→ **Saved entries**:
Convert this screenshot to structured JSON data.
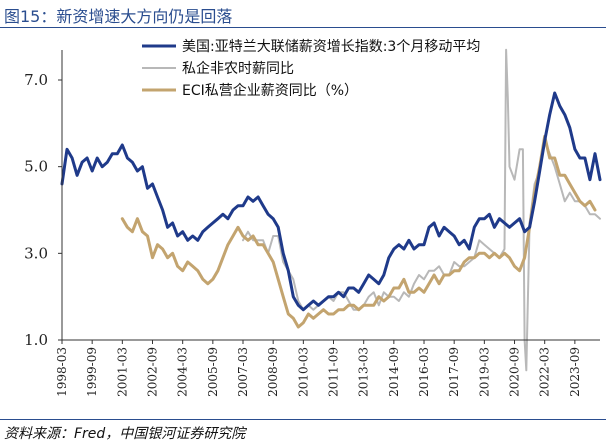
{
  "figure": {
    "title": "图15：新资增速大方向仍是回落",
    "source": "资料来源：Fred，中国银河证券研究院"
  },
  "chart_data": {
    "type": "line",
    "ylim": [
      1.0,
      7.0
    ],
    "yticks": [
      "1.0",
      "3.0",
      "5.0",
      "7.0"
    ],
    "yticks_values": [
      1.0,
      3.0,
      5.0,
      7.0
    ],
    "xlim": [
      "1998-03",
      "2024-12"
    ],
    "xticks": [
      "1998-03",
      "1999-09",
      "2001-03",
      "2002-09",
      "2004-03",
      "2005-09",
      "2007-03",
      "2008-09",
      "2010-03",
      "2011-09",
      "2013-03",
      "2014-09",
      "2016-03",
      "2017-09",
      "2019-03",
      "2020-09",
      "2022-03",
      "2023-09"
    ],
    "grid": false,
    "legend_position": "top",
    "series": [
      {
        "name": "美国:亚特兰大联储薪资增长指数:3个月移动平均",
        "color": "#1f3a8a",
        "line_width": 3,
        "points": [
          [
            "1998-03",
            4.6
          ],
          [
            "1998-06",
            5.4
          ],
          [
            "1998-09",
            5.2
          ],
          [
            "1998-12",
            4.8
          ],
          [
            "1999-03",
            5.1
          ],
          [
            "1999-06",
            5.2
          ],
          [
            "1999-09",
            4.9
          ],
          [
            "1999-12",
            5.2
          ],
          [
            "2000-03",
            5.0
          ],
          [
            "2000-06",
            5.1
          ],
          [
            "2000-09",
            5.3
          ],
          [
            "2000-12",
            5.3
          ],
          [
            "2001-03",
            5.5
          ],
          [
            "2001-06",
            5.2
          ],
          [
            "2001-09",
            5.1
          ],
          [
            "2001-12",
            4.9
          ],
          [
            "2002-03",
            5.0
          ],
          [
            "2002-06",
            4.5
          ],
          [
            "2002-09",
            4.6
          ],
          [
            "2002-12",
            4.3
          ],
          [
            "2003-03",
            4.0
          ],
          [
            "2003-06",
            3.6
          ],
          [
            "2003-09",
            3.7
          ],
          [
            "2003-12",
            3.4
          ],
          [
            "2004-03",
            3.5
          ],
          [
            "2004-06",
            3.3
          ],
          [
            "2004-09",
            3.4
          ],
          [
            "2004-12",
            3.3
          ],
          [
            "2005-03",
            3.5
          ],
          [
            "2005-06",
            3.6
          ],
          [
            "2005-09",
            3.7
          ],
          [
            "2005-12",
            3.8
          ],
          [
            "2006-03",
            3.9
          ],
          [
            "2006-06",
            3.8
          ],
          [
            "2006-09",
            4.0
          ],
          [
            "2006-12",
            4.1
          ],
          [
            "2007-03",
            4.1
          ],
          [
            "2007-06",
            4.3
          ],
          [
            "2007-09",
            4.2
          ],
          [
            "2007-12",
            4.3
          ],
          [
            "2008-03",
            4.1
          ],
          [
            "2008-06",
            3.9
          ],
          [
            "2008-09",
            3.8
          ],
          [
            "2008-12",
            3.6
          ],
          [
            "2009-03",
            3.0
          ],
          [
            "2009-06",
            2.6
          ],
          [
            "2009-09",
            2.0
          ],
          [
            "2009-12",
            1.8
          ],
          [
            "2010-03",
            1.7
          ],
          [
            "2010-06",
            1.8
          ],
          [
            "2010-09",
            1.9
          ],
          [
            "2010-12",
            1.8
          ],
          [
            "2011-03",
            1.9
          ],
          [
            "2011-06",
            2.0
          ],
          [
            "2011-09",
            2.0
          ],
          [
            "2011-12",
            2.1
          ],
          [
            "2012-03",
            2.0
          ],
          [
            "2012-06",
            2.2
          ],
          [
            "2012-09",
            2.2
          ],
          [
            "2012-12",
            2.1
          ],
          [
            "2013-03",
            2.3
          ],
          [
            "2013-06",
            2.5
          ],
          [
            "2013-09",
            2.4
          ],
          [
            "2013-12",
            2.3
          ],
          [
            "2014-03",
            2.5
          ],
          [
            "2014-06",
            2.9
          ],
          [
            "2014-09",
            3.1
          ],
          [
            "2014-12",
            3.2
          ],
          [
            "2015-03",
            3.1
          ],
          [
            "2015-06",
            3.3
          ],
          [
            "2015-09",
            3.1
          ],
          [
            "2015-12",
            3.2
          ],
          [
            "2016-03",
            3.2
          ],
          [
            "2016-06",
            3.6
          ],
          [
            "2016-09",
            3.7
          ],
          [
            "2016-12",
            3.4
          ],
          [
            "2017-03",
            3.6
          ],
          [
            "2017-06",
            3.5
          ],
          [
            "2017-09",
            3.4
          ],
          [
            "2017-12",
            3.2
          ],
          [
            "2018-03",
            3.3
          ],
          [
            "2018-06",
            3.1
          ],
          [
            "2018-09",
            3.6
          ],
          [
            "2018-12",
            3.8
          ],
          [
            "2019-03",
            3.8
          ],
          [
            "2019-06",
            3.9
          ],
          [
            "2019-09",
            3.6
          ],
          [
            "2019-12",
            3.8
          ],
          [
            "2020-03",
            3.7
          ],
          [
            "2020-06",
            3.6
          ],
          [
            "2020-09",
            3.7
          ],
          [
            "2020-12",
            3.8
          ],
          [
            "2021-03",
            3.5
          ],
          [
            "2021-06",
            3.6
          ],
          [
            "2021-09",
            4.2
          ],
          [
            "2021-12",
            4.9
          ],
          [
            "2022-03",
            5.6
          ],
          [
            "2022-06",
            6.2
          ],
          [
            "2022-09",
            6.7
          ],
          [
            "2022-12",
            6.4
          ],
          [
            "2023-03",
            6.2
          ],
          [
            "2023-06",
            5.9
          ],
          [
            "2023-09",
            5.4
          ],
          [
            "2023-12",
            5.2
          ],
          [
            "2024-03",
            5.2
          ],
          [
            "2024-06",
            4.7
          ],
          [
            "2024-09",
            5.3
          ],
          [
            "2024-12",
            4.7
          ]
        ]
      },
      {
        "name": "私企非农时薪同比",
        "color": "#b8b8b8",
        "line_width": 2,
        "points": [
          [
            "2007-03",
            3.3
          ],
          [
            "2007-06",
            3.5
          ],
          [
            "2007-09",
            3.3
          ],
          [
            "2007-12",
            3.3
          ],
          [
            "2008-03",
            3.3
          ],
          [
            "2008-06",
            3.0
          ],
          [
            "2008-09",
            3.4
          ],
          [
            "2008-12",
            3.4
          ],
          [
            "2009-03",
            2.8
          ],
          [
            "2009-06",
            2.6
          ],
          [
            "2009-09",
            2.4
          ],
          [
            "2009-12",
            1.9
          ],
          [
            "2010-03",
            1.7
          ],
          [
            "2010-06",
            1.8
          ],
          [
            "2010-09",
            1.7
          ],
          [
            "2010-12",
            1.8
          ],
          [
            "2011-03",
            1.9
          ],
          [
            "2011-06",
            2.0
          ],
          [
            "2011-09",
            1.9
          ],
          [
            "2011-12",
            2.1
          ],
          [
            "2012-03",
            2.1
          ],
          [
            "2012-06",
            1.9
          ],
          [
            "2012-09",
            1.7
          ],
          [
            "2012-12",
            1.7
          ],
          [
            "2013-03",
            1.8
          ],
          [
            "2013-06",
            2.0
          ],
          [
            "2013-09",
            2.1
          ],
          [
            "2013-12",
            1.8
          ],
          [
            "2014-03",
            2.1
          ],
          [
            "2014-06",
            2.0
          ],
          [
            "2014-09",
            2.0
          ],
          [
            "2014-12",
            1.9
          ],
          [
            "2015-03",
            2.1
          ],
          [
            "2015-06",
            2.0
          ],
          [
            "2015-09",
            2.3
          ],
          [
            "2015-12",
            2.5
          ],
          [
            "2016-03",
            2.4
          ],
          [
            "2016-06",
            2.6
          ],
          [
            "2016-09",
            2.6
          ],
          [
            "2016-12",
            2.7
          ],
          [
            "2017-03",
            2.5
          ],
          [
            "2017-06",
            2.5
          ],
          [
            "2017-09",
            2.8
          ],
          [
            "2017-12",
            2.7
          ],
          [
            "2018-03",
            2.7
          ],
          [
            "2018-06",
            2.8
          ],
          [
            "2018-09",
            2.9
          ],
          [
            "2018-12",
            3.3
          ],
          [
            "2019-03",
            3.2
          ],
          [
            "2019-06",
            3.1
          ],
          [
            "2019-09",
            3.0
          ],
          [
            "2019-12",
            2.9
          ],
          [
            "2020-03",
            3.1
          ],
          [
            "2020-04",
            7.7
          ],
          [
            "2020-05",
            6.6
          ],
          [
            "2020-06",
            5.0
          ],
          [
            "2020-09",
            4.7
          ],
          [
            "2020-12",
            5.4
          ],
          [
            "2021-02",
            5.4
          ],
          [
            "2021-03",
            1.0
          ],
          [
            "2021-04",
            0.3
          ],
          [
            "2021-06",
            3.7
          ],
          [
            "2021-09",
            4.6
          ],
          [
            "2021-12",
            4.9
          ],
          [
            "2022-03",
            5.6
          ],
          [
            "2022-06",
            5.3
          ],
          [
            "2022-09",
            5.0
          ],
          [
            "2022-12",
            4.6
          ],
          [
            "2023-03",
            4.2
          ],
          [
            "2023-06",
            4.4
          ],
          [
            "2023-09",
            4.2
          ],
          [
            "2023-12",
            4.2
          ],
          [
            "2024-03",
            4.1
          ],
          [
            "2024-06",
            3.9
          ],
          [
            "2024-09",
            3.9
          ],
          [
            "2024-12",
            3.8
          ]
        ]
      },
      {
        "name": "ECI私营企业薪资同比（%）",
        "color": "#c3a46f",
        "line_width": 3,
        "points": [
          [
            "2001-03",
            3.8
          ],
          [
            "2001-06",
            3.6
          ],
          [
            "2001-09",
            3.5
          ],
          [
            "2001-12",
            3.8
          ],
          [
            "2002-03",
            3.5
          ],
          [
            "2002-06",
            3.4
          ],
          [
            "2002-09",
            2.9
          ],
          [
            "2002-12",
            3.2
          ],
          [
            "2003-03",
            3.1
          ],
          [
            "2003-06",
            2.9
          ],
          [
            "2003-09",
            3.0
          ],
          [
            "2003-12",
            2.7
          ],
          [
            "2004-03",
            2.6
          ],
          [
            "2004-06",
            2.8
          ],
          [
            "2004-09",
            2.7
          ],
          [
            "2004-12",
            2.6
          ],
          [
            "2005-03",
            2.4
          ],
          [
            "2005-06",
            2.3
          ],
          [
            "2005-09",
            2.4
          ],
          [
            "2005-12",
            2.6
          ],
          [
            "2006-03",
            2.9
          ],
          [
            "2006-06",
            3.2
          ],
          [
            "2006-09",
            3.4
          ],
          [
            "2006-12",
            3.6
          ],
          [
            "2007-03",
            3.4
          ],
          [
            "2007-06",
            3.3
          ],
          [
            "2007-09",
            3.4
          ],
          [
            "2007-12",
            3.2
          ],
          [
            "2008-03",
            3.2
          ],
          [
            "2008-06",
            3.0
          ],
          [
            "2008-09",
            2.8
          ],
          [
            "2008-12",
            2.4
          ],
          [
            "2009-03",
            2.0
          ],
          [
            "2009-06",
            1.6
          ],
          [
            "2009-09",
            1.5
          ],
          [
            "2009-12",
            1.3
          ],
          [
            "2010-03",
            1.4
          ],
          [
            "2010-06",
            1.6
          ],
          [
            "2010-09",
            1.5
          ],
          [
            "2010-12",
            1.6
          ],
          [
            "2011-03",
            1.7
          ],
          [
            "2011-06",
            1.6
          ],
          [
            "2011-09",
            1.6
          ],
          [
            "2011-12",
            1.7
          ],
          [
            "2012-03",
            1.7
          ],
          [
            "2012-06",
            1.8
          ],
          [
            "2012-09",
            1.8
          ],
          [
            "2012-12",
            1.7
          ],
          [
            "2013-03",
            1.8
          ],
          [
            "2013-06",
            1.8
          ],
          [
            "2013-09",
            1.8
          ],
          [
            "2013-12",
            2.0
          ],
          [
            "2014-03",
            1.9
          ],
          [
            "2014-06",
            2.0
          ],
          [
            "2014-09",
            2.2
          ],
          [
            "2014-12",
            2.2
          ],
          [
            "2015-03",
            2.4
          ],
          [
            "2015-06",
            2.1
          ],
          [
            "2015-09",
            2.1
          ],
          [
            "2015-12",
            2.2
          ],
          [
            "2016-03",
            2.1
          ],
          [
            "2016-06",
            2.3
          ],
          [
            "2016-09",
            2.5
          ],
          [
            "2016-12",
            2.3
          ],
          [
            "2017-03",
            2.5
          ],
          [
            "2017-06",
            2.5
          ],
          [
            "2017-09",
            2.6
          ],
          [
            "2017-12",
            2.6
          ],
          [
            "2018-03",
            2.8
          ],
          [
            "2018-06",
            2.9
          ],
          [
            "2018-09",
            2.9
          ],
          [
            "2018-12",
            3.0
          ],
          [
            "2019-03",
            3.0
          ],
          [
            "2019-06",
            2.9
          ],
          [
            "2019-09",
            3.0
          ],
          [
            "2019-12",
            2.9
          ],
          [
            "2020-03",
            3.0
          ],
          [
            "2020-06",
            2.9
          ],
          [
            "2020-09",
            2.7
          ],
          [
            "2020-12",
            2.6
          ],
          [
            "2021-03",
            2.9
          ],
          [
            "2021-06",
            3.6
          ],
          [
            "2021-09",
            4.4
          ],
          [
            "2021-12",
            5.0
          ],
          [
            "2022-03",
            5.7
          ],
          [
            "2022-06",
            5.2
          ],
          [
            "2022-09",
            5.2
          ],
          [
            "2022-12",
            4.8
          ],
          [
            "2023-03",
            4.8
          ],
          [
            "2023-06",
            4.6
          ],
          [
            "2023-09",
            4.4
          ],
          [
            "2023-12",
            4.2
          ],
          [
            "2024-03",
            4.1
          ],
          [
            "2024-06",
            4.2
          ],
          [
            "2024-09",
            4.0
          ]
        ]
      }
    ]
  }
}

→ **EXERCISE TASK**:
In the entries above, find every line holding the word "name" and copy it out.

→ **ANSWER**:
        "name": "美国:亚特兰大联储薪资增长指数:3个月移动平均",
        "name": "私企非农时薪同比",
        "name": "ECI私营企业薪资同比（%）",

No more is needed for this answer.